Set out each line from the following listing that includes the word "estándar".

-- Start of Supplied material --

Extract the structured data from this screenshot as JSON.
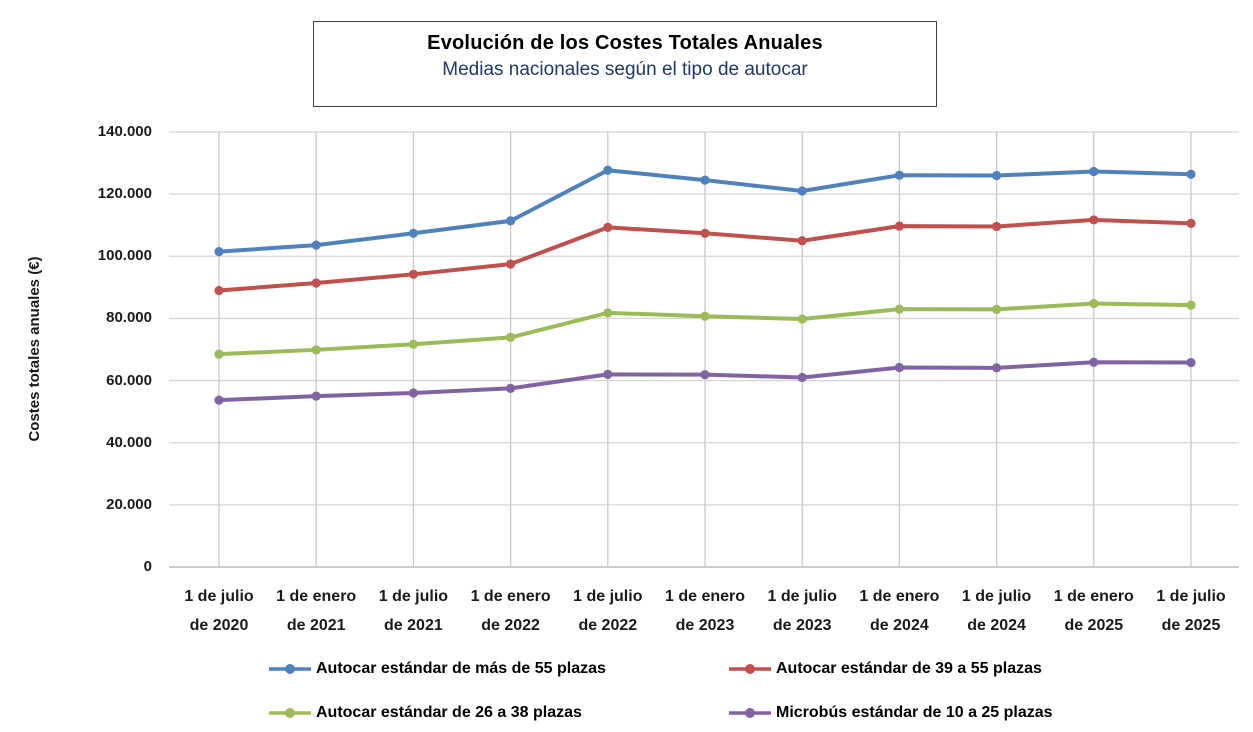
{
  "chart_data": {
    "type": "line",
    "title": "Evolución de los Costes Totales Anuales",
    "subtitle": "Medias nacionales según el tipo de autocar",
    "ylabel": "Costes totales anuales (€)",
    "xlabel": "",
    "ylim": [
      0,
      140000
    ],
    "grid": true,
    "legend_position": "bottom",
    "y_ticks": [
      {
        "value": 0,
        "label": "0"
      },
      {
        "value": 20000,
        "label": "20.000"
      },
      {
        "value": 40000,
        "label": "40.000"
      },
      {
        "value": 60000,
        "label": "60.000"
      },
      {
        "value": 80000,
        "label": "80.000"
      },
      {
        "value": 100000,
        "label": "100.000"
      },
      {
        "value": 120000,
        "label": "120.000"
      },
      {
        "value": 140000,
        "label": "140.000"
      }
    ],
    "categories": [
      "1 de julio de 2020",
      "1 de enero de 2021",
      "1 de julio de 2021",
      "1 de enero de 2022",
      "1 de julio de 2022",
      "1 de enero de 2023",
      "1 de julio de 2023",
      "1 de enero de 2024",
      "1 de julio de 2024",
      "1 de enero de 2025",
      "1 de julio de 2025"
    ],
    "categories_two_line": [
      [
        "1 de julio",
        "de 2020"
      ],
      [
        "1 de enero",
        "de 2021"
      ],
      [
        "1 de julio",
        "de 2021"
      ],
      [
        "1 de enero",
        "de 2022"
      ],
      [
        "1 de julio",
        "de 2022"
      ],
      [
        "1 de enero",
        "de 2023"
      ],
      [
        "1 de julio",
        "de 2023"
      ],
      [
        "1 de enero",
        "de 2024"
      ],
      [
        "1 de julio",
        "de 2024"
      ],
      [
        "1 de enero",
        "de 2025"
      ],
      [
        "1 de julio",
        "de 2025"
      ]
    ],
    "series": [
      {
        "name": "Autocar estándar de más de 55 plazas",
        "color": "#4F81BD",
        "values": [
          101500,
          103600,
          107400,
          111400,
          127700,
          124500,
          121000,
          126100,
          126000,
          127300,
          126400
        ]
      },
      {
        "name": "Autocar estándar de 39 a 55 plazas",
        "color": "#C0504D",
        "values": [
          89000,
          91400,
          94200,
          97500,
          109300,
          107400,
          105000,
          109700,
          109600,
          111700,
          110600
        ]
      },
      {
        "name": "Autocar estándar de 26 a 38 plazas",
        "color": "#9BBB59",
        "values": [
          68500,
          69900,
          71700,
          73900,
          81800,
          80700,
          79800,
          83000,
          82900,
          84800,
          84300
        ]
      },
      {
        "name": "Microbús estándar de 10 a 25 plazas",
        "color": "#8064A2",
        "values": [
          53700,
          55000,
          56000,
          57500,
          62000,
          61900,
          61000,
          64200,
          64100,
          65900,
          65800
        ]
      }
    ],
    "grid_colors": {
      "horizontal": "#D6D6D6",
      "vertical": "#C9C9C9",
      "zero_line": "#ABABAB"
    }
  }
}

-- End of Supplied material --

__Solved exercise__
        "name": "Autocar estándar de más de 55 plazas",
        "name": "Autocar estándar de 39 a 55 plazas",
        "name": "Autocar estándar de 26 a 38 plazas",
        "name": "Microbús estándar de 10 a 25 plazas",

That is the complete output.